**Page extract**
□ □ □
Boosting Baby’s Brain

Uncovering the Causal Effects of Sleep in Infant Cognitive Development

Babies spend most of their time asleep, and the critical importance of sleep for their development has long been recognized. Much of the research on sleep’s impact on cognitive development has historically been correlational, such as findings that infants with stable circadian rhythms have broadly higher cognitive performance. 

The correlational nature of these studies prevents understanding causation; it is equally possible that increased development leads to improved sleep as it is that improved sleep leads to increased development.  Recently, researchers have used experimental approaches to address this question of causality.  

Photo by Ivone De Melo |

FABBS journal Policy Insights from the Behavioral and Brain Sciences(PIBBS) published the article: “Infant Sleep as a Cornerstone for Cognitive Development,” by Dr. Sabine Seehagen, a psychology professor at Ruhr University in Germany. In the article, Dr. Seehagen reviews the importance of sleep for infant cognitive development, particularly memory, and provides evidence-based recommendations for policy and practice.
□ □ □
**Data for review**
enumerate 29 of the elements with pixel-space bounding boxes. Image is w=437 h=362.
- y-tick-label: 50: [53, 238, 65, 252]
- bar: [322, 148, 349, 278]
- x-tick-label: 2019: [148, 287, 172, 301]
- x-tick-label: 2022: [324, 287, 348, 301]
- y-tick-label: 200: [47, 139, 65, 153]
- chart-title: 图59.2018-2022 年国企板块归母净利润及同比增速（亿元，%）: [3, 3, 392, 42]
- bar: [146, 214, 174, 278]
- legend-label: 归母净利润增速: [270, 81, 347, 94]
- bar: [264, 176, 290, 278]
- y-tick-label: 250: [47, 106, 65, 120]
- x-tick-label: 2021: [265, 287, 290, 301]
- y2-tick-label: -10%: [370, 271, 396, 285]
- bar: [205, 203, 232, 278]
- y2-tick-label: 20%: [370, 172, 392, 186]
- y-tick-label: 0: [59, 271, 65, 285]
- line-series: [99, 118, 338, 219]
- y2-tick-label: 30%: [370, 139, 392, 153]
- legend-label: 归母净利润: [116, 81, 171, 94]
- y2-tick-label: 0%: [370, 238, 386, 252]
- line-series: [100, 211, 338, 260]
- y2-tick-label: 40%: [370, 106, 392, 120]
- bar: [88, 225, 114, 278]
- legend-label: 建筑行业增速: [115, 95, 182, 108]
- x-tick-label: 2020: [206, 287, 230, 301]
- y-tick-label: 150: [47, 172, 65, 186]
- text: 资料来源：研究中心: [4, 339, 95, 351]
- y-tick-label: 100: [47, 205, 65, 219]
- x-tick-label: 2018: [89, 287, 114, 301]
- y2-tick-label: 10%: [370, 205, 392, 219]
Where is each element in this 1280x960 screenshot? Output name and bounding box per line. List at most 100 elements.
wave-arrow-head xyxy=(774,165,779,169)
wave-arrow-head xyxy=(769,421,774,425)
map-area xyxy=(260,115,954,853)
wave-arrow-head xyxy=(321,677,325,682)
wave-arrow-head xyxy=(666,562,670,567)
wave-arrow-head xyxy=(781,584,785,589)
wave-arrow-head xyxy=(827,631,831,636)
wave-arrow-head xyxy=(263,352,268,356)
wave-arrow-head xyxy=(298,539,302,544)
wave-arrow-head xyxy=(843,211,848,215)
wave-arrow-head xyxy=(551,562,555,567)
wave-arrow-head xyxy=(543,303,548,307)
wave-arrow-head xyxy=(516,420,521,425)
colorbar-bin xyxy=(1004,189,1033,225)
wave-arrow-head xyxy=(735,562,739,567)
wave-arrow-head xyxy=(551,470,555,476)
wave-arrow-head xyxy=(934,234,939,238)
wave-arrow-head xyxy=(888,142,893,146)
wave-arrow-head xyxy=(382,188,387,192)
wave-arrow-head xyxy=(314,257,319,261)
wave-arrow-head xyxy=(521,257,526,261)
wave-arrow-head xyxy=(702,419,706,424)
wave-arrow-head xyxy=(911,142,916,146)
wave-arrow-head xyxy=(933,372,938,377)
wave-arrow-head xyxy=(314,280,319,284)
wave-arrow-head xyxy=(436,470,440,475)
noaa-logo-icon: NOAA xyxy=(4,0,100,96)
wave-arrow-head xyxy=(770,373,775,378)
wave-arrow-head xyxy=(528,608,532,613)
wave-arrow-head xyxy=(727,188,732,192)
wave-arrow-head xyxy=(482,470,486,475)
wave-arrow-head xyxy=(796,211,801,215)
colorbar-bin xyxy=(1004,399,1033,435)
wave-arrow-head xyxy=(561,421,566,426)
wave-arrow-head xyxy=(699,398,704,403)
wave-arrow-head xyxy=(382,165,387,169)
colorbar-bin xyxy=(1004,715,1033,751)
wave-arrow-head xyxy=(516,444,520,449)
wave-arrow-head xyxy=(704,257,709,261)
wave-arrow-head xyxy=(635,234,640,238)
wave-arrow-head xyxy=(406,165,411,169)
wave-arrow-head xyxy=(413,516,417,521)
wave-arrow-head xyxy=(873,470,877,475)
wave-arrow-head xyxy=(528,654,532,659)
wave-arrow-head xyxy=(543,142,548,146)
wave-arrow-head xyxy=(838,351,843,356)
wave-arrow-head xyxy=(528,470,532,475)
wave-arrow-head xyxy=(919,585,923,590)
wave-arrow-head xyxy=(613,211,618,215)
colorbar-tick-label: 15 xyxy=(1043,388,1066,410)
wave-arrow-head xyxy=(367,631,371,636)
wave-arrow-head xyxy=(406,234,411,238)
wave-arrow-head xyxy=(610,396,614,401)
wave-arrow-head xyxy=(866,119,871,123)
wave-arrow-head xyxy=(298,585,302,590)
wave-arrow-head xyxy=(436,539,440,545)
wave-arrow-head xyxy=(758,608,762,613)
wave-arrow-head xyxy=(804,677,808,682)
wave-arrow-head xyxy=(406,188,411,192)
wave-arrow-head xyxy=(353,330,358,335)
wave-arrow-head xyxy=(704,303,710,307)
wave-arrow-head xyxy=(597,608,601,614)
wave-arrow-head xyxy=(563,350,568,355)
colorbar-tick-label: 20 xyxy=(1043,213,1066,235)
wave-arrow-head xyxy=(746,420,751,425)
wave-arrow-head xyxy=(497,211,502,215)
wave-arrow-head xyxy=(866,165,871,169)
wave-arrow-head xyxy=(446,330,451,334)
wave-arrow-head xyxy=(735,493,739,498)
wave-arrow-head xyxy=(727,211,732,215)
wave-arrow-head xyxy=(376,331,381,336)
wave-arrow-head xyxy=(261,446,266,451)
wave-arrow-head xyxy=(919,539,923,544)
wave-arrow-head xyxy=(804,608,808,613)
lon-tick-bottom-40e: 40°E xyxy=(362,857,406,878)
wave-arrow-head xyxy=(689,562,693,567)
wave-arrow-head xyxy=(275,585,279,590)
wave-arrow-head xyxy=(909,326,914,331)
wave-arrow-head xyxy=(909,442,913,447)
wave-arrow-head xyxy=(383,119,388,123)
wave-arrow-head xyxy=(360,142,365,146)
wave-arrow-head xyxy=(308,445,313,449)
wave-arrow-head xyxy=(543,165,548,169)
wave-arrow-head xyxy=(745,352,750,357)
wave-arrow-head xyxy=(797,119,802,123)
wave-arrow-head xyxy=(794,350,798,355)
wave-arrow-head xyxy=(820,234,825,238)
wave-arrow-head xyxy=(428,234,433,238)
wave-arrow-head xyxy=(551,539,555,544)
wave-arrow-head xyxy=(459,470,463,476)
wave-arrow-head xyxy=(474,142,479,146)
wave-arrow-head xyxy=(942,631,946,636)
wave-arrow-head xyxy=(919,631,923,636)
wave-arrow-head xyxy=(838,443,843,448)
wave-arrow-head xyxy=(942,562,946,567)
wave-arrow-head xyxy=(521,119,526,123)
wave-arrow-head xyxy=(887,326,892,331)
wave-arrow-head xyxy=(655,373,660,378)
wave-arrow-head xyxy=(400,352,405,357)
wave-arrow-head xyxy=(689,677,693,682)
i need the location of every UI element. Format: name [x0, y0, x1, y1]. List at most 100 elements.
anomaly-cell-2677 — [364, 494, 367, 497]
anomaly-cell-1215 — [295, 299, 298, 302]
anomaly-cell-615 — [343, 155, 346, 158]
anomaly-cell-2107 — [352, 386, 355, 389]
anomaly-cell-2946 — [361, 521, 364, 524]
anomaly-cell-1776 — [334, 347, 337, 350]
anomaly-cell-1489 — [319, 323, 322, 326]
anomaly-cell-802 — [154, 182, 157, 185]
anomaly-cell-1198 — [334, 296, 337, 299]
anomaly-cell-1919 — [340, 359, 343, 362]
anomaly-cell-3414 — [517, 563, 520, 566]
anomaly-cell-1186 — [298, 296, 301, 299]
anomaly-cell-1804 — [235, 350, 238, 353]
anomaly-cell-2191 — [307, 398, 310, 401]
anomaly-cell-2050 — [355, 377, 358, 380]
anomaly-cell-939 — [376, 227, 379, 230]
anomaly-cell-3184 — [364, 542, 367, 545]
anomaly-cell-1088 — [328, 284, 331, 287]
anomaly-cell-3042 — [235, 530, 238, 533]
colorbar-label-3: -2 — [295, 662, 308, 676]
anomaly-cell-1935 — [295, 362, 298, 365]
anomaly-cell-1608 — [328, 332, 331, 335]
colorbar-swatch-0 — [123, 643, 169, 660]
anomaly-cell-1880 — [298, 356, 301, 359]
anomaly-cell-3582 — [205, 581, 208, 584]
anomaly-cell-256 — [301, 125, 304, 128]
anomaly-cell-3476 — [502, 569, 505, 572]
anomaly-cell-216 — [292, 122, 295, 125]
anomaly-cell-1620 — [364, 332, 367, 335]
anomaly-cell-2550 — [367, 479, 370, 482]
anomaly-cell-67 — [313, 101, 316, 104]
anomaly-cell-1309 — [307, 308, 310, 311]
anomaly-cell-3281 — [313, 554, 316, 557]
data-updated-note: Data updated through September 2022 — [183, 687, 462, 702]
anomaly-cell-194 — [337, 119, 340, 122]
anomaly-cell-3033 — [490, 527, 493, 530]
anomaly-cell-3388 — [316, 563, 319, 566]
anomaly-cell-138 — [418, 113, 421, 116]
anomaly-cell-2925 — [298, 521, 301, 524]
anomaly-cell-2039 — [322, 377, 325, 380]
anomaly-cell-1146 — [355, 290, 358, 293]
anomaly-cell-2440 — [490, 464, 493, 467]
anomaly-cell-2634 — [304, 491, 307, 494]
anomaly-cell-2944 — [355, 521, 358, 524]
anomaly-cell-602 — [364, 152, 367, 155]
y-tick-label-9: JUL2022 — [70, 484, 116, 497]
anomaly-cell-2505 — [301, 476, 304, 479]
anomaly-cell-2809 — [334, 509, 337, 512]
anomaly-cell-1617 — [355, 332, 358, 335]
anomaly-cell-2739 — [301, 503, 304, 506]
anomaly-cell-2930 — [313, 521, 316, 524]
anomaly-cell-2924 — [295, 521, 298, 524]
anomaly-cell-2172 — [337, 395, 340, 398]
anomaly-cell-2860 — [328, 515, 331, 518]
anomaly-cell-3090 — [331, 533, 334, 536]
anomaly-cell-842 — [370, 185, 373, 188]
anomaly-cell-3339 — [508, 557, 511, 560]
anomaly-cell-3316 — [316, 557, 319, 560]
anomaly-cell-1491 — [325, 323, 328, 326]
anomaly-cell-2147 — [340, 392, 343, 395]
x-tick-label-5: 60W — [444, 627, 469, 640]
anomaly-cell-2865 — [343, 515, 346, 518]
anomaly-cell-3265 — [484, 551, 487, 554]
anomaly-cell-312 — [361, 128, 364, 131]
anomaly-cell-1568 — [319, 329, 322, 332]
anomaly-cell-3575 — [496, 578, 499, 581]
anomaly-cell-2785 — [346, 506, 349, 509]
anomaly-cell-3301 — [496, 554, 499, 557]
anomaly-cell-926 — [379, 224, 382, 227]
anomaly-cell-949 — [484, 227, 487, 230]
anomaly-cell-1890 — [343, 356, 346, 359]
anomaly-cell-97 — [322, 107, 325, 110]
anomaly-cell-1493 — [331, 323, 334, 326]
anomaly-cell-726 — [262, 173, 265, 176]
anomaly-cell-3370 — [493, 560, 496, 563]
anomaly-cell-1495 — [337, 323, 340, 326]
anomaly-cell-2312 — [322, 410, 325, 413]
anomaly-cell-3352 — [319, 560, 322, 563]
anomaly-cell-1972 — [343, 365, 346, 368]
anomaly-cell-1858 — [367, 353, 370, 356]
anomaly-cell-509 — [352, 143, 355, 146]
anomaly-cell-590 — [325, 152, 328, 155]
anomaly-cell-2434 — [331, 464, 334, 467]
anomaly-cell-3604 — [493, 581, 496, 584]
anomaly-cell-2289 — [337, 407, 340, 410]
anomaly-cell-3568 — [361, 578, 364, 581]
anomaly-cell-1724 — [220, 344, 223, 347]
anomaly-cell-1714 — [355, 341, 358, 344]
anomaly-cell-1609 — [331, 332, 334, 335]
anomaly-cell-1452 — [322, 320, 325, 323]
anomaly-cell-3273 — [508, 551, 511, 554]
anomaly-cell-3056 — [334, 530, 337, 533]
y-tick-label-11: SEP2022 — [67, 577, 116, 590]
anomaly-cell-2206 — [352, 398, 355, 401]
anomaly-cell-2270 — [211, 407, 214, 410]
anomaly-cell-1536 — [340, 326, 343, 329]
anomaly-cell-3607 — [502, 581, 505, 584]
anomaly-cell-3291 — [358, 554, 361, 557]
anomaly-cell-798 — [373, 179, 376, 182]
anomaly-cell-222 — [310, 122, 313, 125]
□ □ □
**Activity 1**
List every person, university, and journal named in the infant sleep page above.
**Activity 2**
Answer from the infant sleep page above:
(a) What finding about infants with stable circadian rhythms does it cite?
(b) What kind of approach have researchers recently used to address causality?
(c) Which part of cognitive development does Dr. Seehagen's review particularly cover?

**Solution 1**
- Ivone De Melo
- Sabine Seehagen
- Ruhr University
- Policy Insights from the Behavioral and Brain Sciences (PIBBS)

**Solution 2**
(a) They have broadly higher cognitive performance.
(b) Experimental approaches.
(c) Memory.